>>>

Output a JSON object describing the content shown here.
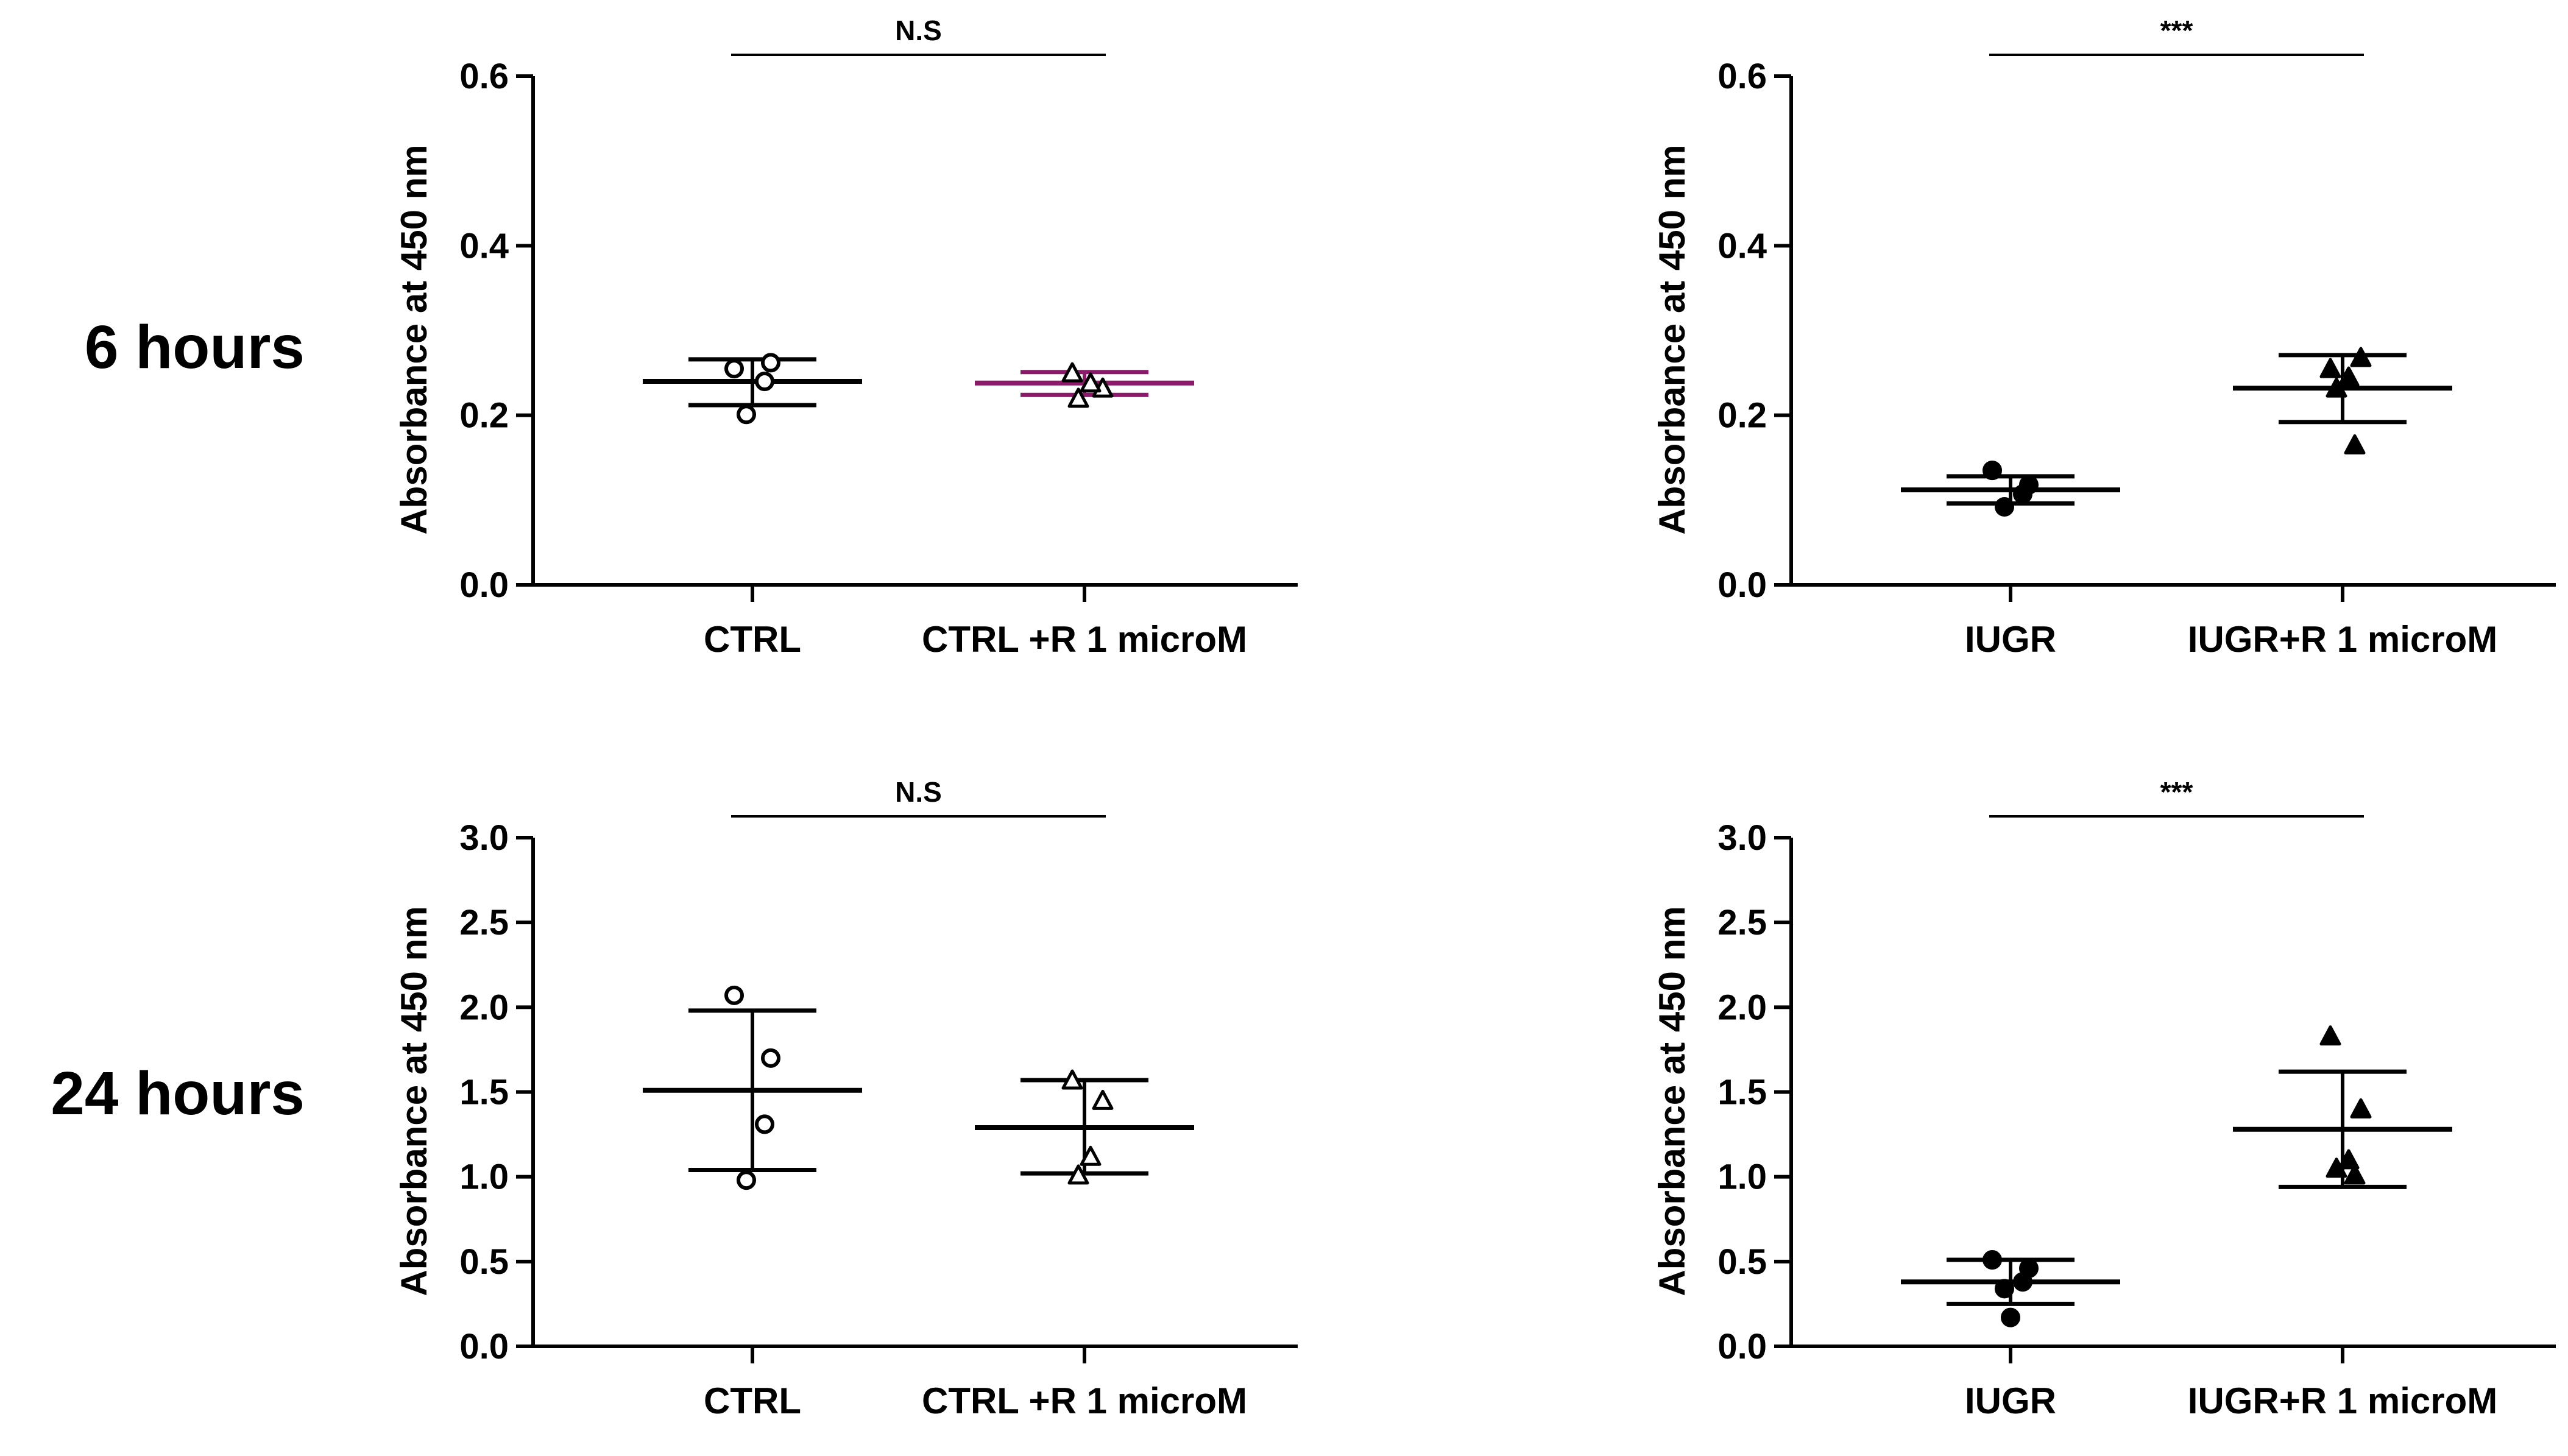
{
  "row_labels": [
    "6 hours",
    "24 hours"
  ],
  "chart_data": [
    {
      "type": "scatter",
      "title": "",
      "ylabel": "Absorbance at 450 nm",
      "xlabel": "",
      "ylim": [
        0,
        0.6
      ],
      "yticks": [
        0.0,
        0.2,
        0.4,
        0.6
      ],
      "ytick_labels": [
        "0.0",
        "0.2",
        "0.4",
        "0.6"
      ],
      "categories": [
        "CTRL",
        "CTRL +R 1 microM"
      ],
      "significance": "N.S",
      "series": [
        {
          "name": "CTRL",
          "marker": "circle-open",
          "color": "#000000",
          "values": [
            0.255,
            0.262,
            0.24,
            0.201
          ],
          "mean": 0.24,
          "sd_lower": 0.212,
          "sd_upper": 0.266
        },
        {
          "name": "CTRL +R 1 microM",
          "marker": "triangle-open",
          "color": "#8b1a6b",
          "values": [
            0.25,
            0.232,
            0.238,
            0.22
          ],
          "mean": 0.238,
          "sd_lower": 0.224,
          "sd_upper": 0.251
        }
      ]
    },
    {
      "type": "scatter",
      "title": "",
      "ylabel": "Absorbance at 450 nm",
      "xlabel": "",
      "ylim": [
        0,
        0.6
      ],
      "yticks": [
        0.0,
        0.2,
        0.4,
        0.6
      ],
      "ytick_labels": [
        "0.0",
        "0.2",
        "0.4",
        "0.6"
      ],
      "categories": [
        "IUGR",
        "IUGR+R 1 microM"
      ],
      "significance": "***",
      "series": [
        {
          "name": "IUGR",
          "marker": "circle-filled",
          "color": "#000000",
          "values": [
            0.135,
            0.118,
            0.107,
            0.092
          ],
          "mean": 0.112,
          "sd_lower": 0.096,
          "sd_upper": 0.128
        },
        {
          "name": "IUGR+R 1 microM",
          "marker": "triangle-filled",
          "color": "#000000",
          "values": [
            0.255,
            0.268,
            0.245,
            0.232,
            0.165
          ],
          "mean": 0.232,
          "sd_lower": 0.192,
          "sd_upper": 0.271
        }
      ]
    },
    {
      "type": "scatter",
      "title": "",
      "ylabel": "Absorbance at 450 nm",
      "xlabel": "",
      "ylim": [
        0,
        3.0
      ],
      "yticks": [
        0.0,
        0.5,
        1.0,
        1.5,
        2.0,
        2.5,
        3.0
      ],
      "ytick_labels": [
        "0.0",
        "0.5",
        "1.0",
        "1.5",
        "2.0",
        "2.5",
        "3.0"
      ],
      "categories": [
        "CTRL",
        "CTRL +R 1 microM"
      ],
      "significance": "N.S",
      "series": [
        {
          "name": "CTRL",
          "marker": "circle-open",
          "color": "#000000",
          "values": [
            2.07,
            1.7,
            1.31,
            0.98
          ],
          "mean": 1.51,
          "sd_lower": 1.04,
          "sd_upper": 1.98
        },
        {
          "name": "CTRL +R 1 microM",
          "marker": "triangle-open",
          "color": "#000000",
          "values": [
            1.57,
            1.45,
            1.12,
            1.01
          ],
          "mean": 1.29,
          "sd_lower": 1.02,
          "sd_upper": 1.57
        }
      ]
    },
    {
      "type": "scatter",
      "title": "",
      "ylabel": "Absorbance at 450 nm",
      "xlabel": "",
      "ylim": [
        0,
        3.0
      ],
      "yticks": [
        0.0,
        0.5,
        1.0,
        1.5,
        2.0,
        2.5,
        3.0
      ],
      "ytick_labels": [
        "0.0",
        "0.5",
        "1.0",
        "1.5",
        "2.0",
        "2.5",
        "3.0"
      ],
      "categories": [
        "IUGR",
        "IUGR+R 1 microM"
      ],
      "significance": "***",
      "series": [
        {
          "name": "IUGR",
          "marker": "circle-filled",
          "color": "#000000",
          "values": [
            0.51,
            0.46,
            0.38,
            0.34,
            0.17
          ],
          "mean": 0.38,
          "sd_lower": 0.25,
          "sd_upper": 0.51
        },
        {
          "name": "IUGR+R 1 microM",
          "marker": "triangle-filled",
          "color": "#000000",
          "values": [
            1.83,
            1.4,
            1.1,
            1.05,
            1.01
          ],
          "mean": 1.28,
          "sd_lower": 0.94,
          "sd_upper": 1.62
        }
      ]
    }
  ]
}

<<<

▸ **Your task**: Each line in the records above should be reproduced exactly; images are not copied.

▸ **Answer to the task**:
Output a JSON object describing the content shown here.
{
  "row_labels": [
    "6 hours",
    "24 hours"
  ],
  "chart_data": [
    {
      "type": "scatter",
      "title": "",
      "ylabel": "Absorbance at 450 nm",
      "xlabel": "",
      "ylim": [
        0,
        0.6
      ],
      "yticks": [
        0.0,
        0.2,
        0.4,
        0.6
      ],
      "ytick_labels": [
        "0.0",
        "0.2",
        "0.4",
        "0.6"
      ],
      "categories": [
        "CTRL",
        "CTRL +R 1 microM"
      ],
      "significance": "N.S",
      "series": [
        {
          "name": "CTRL",
          "marker": "circle-open",
          "color": "#000000",
          "values": [
            0.255,
            0.262,
            0.24,
            0.201
          ],
          "mean": 0.24,
          "sd_lower": 0.212,
          "sd_upper": 0.266
        },
        {
          "name": "CTRL +R 1 microM",
          "marker": "triangle-open",
          "color": "#8b1a6b",
          "values": [
            0.25,
            0.232,
            0.238,
            0.22
          ],
          "mean": 0.238,
          "sd_lower": 0.224,
          "sd_upper": 0.251
        }
      ]
    },
    {
      "type": "scatter",
      "title": "",
      "ylabel": "Absorbance at 450 nm",
      "xlabel": "",
      "ylim": [
        0,
        0.6
      ],
      "yticks": [
        0.0,
        0.2,
        0.4,
        0.6
      ],
      "ytick_labels": [
        "0.0",
        "0.2",
        "0.4",
        "0.6"
      ],
      "categories": [
        "IUGR",
        "IUGR+R 1 microM"
      ],
      "significance": "***",
      "series": [
        {
          "name": "IUGR",
          "marker": "circle-filled",
          "color": "#000000",
          "values": [
            0.135,
            0.118,
            0.107,
            0.092
          ],
          "mean": 0.112,
          "sd_lower": 0.096,
          "sd_upper": 0.128
        },
        {
          "name": "IUGR+R 1 microM",
          "marker": "triangle-filled",
          "color": "#000000",
          "values": [
            0.255,
            0.268,
            0.245,
            0.232,
            0.165
          ],
          "mean": 0.232,
          "sd_lower": 0.192,
          "sd_upper": 0.271
        }
      ]
    },
    {
      "type": "scatter",
      "title": "",
      "ylabel": "Absorbance at 450 nm",
      "xlabel": "",
      "ylim": [
        0,
        3.0
      ],
      "yticks": [
        0.0,
        0.5,
        1.0,
        1.5,
        2.0,
        2.5,
        3.0
      ],
      "ytick_labels": [
        "0.0",
        "0.5",
        "1.0",
        "1.5",
        "2.0",
        "2.5",
        "3.0"
      ],
      "categories": [
        "CTRL",
        "CTRL +R 1 microM"
      ],
      "significance": "N.S",
      "series": [
        {
          "name": "CTRL",
          "marker": "circle-open",
          "color": "#000000",
          "values": [
            2.07,
            1.7,
            1.31,
            0.98
          ],
          "mean": 1.51,
          "sd_lower": 1.04,
          "sd_upper": 1.98
        },
        {
          "name": "CTRL +R 1 microM",
          "marker": "triangle-open",
          "color": "#000000",
          "values": [
            1.57,
            1.45,
            1.12,
            1.01
          ],
          "mean": 1.29,
          "sd_lower": 1.02,
          "sd_upper": 1.57
        }
      ]
    },
    {
      "type": "scatter",
      "title": "",
      "ylabel": "Absorbance at 450 nm",
      "xlabel": "",
      "ylim": [
        0,
        3.0
      ],
      "yticks": [
        0.0,
        0.5,
        1.0,
        1.5,
        2.0,
        2.5,
        3.0
      ],
      "ytick_labels": [
        "0.0",
        "0.5",
        "1.0",
        "1.5",
        "2.0",
        "2.5",
        "3.0"
      ],
      "categories": [
        "IUGR",
        "IUGR+R 1 microM"
      ],
      "significance": "***",
      "series": [
        {
          "name": "IUGR",
          "marker": "circle-filled",
          "color": "#000000",
          "values": [
            0.51,
            0.46,
            0.38,
            0.34,
            0.17
          ],
          "mean": 0.38,
          "sd_lower": 0.25,
          "sd_upper": 0.51
        },
        {
          "name": "IUGR+R 1 microM",
          "marker": "triangle-filled",
          "color": "#000000",
          "values": [
            1.83,
            1.4,
            1.1,
            1.05,
            1.01
          ],
          "mean": 1.28,
          "sd_lower": 0.94,
          "sd_upper": 1.62
        }
      ]
    }
  ]
}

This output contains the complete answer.